## Problem requirements
Look through the records that follow. Copy every line containing the word "presented".

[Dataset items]
** begin **

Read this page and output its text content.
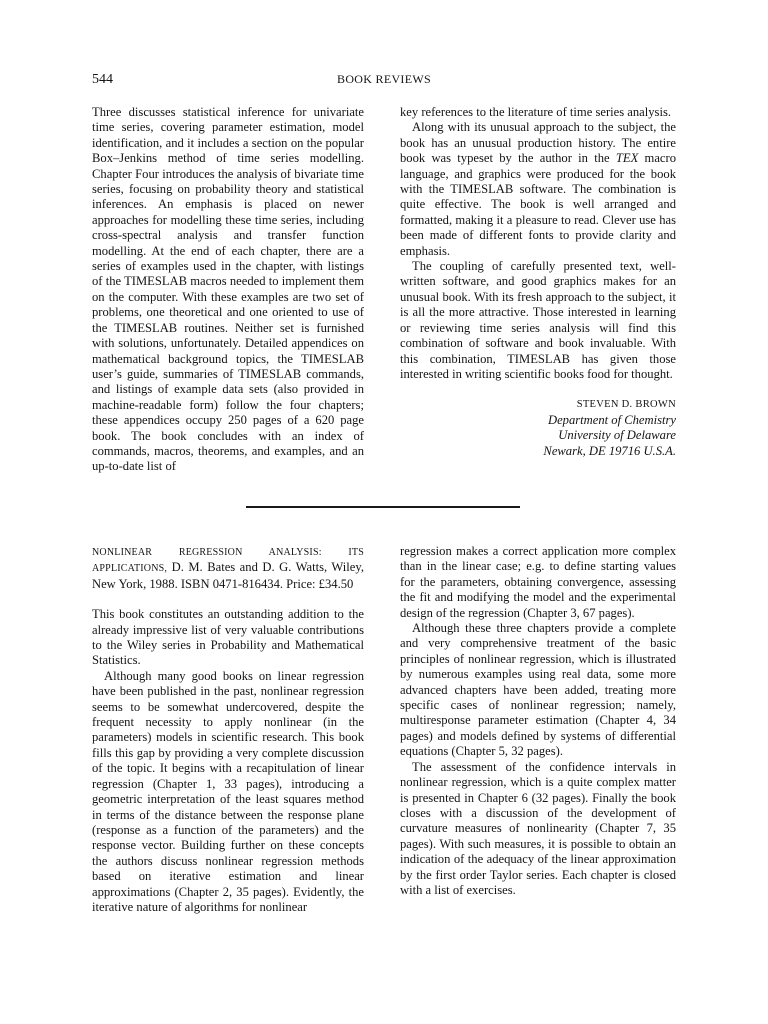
544	BOOK REVIEWS

Three discusses statistical inference for univariate time series, covering parameter estimation, model identification, and it includes a section on the popular Box–Jenkins method of time series modelling. Chapter Four introduces the analysis of bivariate time series, focusing on probability theory and statistical inferences. An emphasis is placed on newer approaches for modelling these time series, including cross-spectral analysis and transfer function modelling. At the end of each chapter, there are a series of examples used in the chapter, with listings of the TIMESLAB macros needed to implement them on the computer. With these examples are two set of problems, one theoretical and one oriented to use of the TIMESLAB routines. Neither set is furnished with solutions, unfortunately. Detailed appendices on mathematical background topics, the TIMESLAB user’s guide, summaries of TIMESLAB commands, and listings of example data sets (also provided in machine-readable form) follow the four chapters; these appendices occupy 250 pages of a 620 page book. The book concludes with an index of commands, macros, theorems, and examples, and an up-to-date list of

key references to the literature of time series analysis.

Along with its unusual approach to the subject, the book has an unusual production history. The entire book was typeset by the author in the TEX macro language, and graphics were produced for the book with the TIMESLAB software. The combination is quite effective. The book is well arranged and formatted, making it a pleasure to read. Clever use has been made of different fonts to provide clarity and emphasis.

The coupling of carefully presented text, well-written software, and good graphics makes for an unusual book. With its fresh approach to the subject, it is all the more attractive. Those interested in learning or reviewing time series analysis will find this combination of software and book invaluable. With this combination, TIMESLAB has given those interested in writing scientific books food for thought.

STEVEN D. BROWN
Department of Chemistry
University of Delaware
Newark, DE 19716 U.S.A.

NONLINEAR REGRESSION ANALYSIS: ITS APPLICATIONS, D. M. Bates and D. G. Watts, Wiley, New York, 1988. ISBN 0471-816434. Price: £34.50

This book constitutes an outstanding addition to the already impressive list of very valuable contributions to the Wiley series in Probability and Mathematical Statistics.

Although many good books on linear regression have been published in the past, nonlinear regression seems to be somewhat undercovered, despite the frequent necessity to apply nonlinear (in the parameters) models in scientific research. This book fills this gap by providing a very complete discussion of the topic. It begins with a recapitulation of linear regression (Chapter 1, 33 pages), introducing a geometric interpretation of the least squares method in terms of the distance between the response plane (response as a function of the parameters) and the response vector. Building further on these concepts the authors discuss nonlinear regression methods based on iterative estimation and linear approximations (Chapter 2, 35 pages). Evidently, the iterative nature of algorithms for nonlinear

regression makes a correct application more complex than in the linear case; e.g. to define starting values for the parameters, obtaining convergence, assessing the fit and modifying the model and the experimental design of the regression (Chapter 3, 67 pages).

Although these three chapters provide a complete and very comprehensive treatment of the basic principles of nonlinear regression, which is illustrated by numerous examples using real data, some more advanced chapters have been added, treating more specific cases of nonlinear regression; namely, multiresponse parameter estimation (Chapter 4, 34 pages) and models defined by systems of differential equations (Chapter 5, 32 pages).

The assessment of the confidence intervals in nonlinear regression, which is a quite complex matter is presented in Chapter 6 (32 pages). Finally the book closes with a discussion of the development of curvature measures of nonlinearity (Chapter 7, 35 pages). With such measures, it is possible to obtain an indication of the adequacy of the linear approximation by the first order Taylor series. Each chapter is closed with a list of exercises.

** end **

## Task result
The coupling of carefully presented text, well-written software, and good graphics makes for an unusual book. With its fresh approach to the subject, it is all the more attractive. Those interested in learning or reviewing time series analysis will find this combination of software and book invaluable. With this combination, TIMESLAB has given those interested in writing scientific books food for thought.
The assessment of the confidence intervals in nonlinear regression, which is a quite complex matter is presented in Chapter 6 (32 pages). Finally the book closes with a discussion of the development of curvature measures of nonlinearity (Chapter 7, 35 pages). With such measures, it is possible to obtain an indication of the adequacy of the linear approximation by the first order Taylor series. Each chapter is closed with a list of exercises.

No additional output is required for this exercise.